» **WHAT THIS TASK INVOLVES**
Extract all lines that hold the string "document".

>> START INPUT

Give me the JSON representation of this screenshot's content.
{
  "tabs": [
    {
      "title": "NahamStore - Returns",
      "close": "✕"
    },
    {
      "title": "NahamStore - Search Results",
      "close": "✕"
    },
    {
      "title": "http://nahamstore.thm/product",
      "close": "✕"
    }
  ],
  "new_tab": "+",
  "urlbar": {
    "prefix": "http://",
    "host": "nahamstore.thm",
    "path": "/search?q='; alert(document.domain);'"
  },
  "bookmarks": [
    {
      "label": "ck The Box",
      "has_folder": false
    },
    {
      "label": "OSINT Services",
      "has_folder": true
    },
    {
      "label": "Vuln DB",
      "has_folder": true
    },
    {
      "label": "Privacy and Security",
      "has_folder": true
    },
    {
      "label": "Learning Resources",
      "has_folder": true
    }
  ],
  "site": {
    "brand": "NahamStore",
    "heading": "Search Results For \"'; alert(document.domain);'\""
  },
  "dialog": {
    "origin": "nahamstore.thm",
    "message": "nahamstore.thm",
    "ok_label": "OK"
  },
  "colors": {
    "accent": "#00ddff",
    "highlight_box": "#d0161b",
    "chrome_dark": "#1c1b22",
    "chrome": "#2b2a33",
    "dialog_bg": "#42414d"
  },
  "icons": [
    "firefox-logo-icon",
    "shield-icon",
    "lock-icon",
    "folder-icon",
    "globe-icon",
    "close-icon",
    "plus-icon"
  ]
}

>> END INPUT

» **OUTPUT FOR THIS TASK**
    "path": "/search?q='; alert(document.domain);'"
    "heading": "Search Results For \"'; alert(document.domain);'\""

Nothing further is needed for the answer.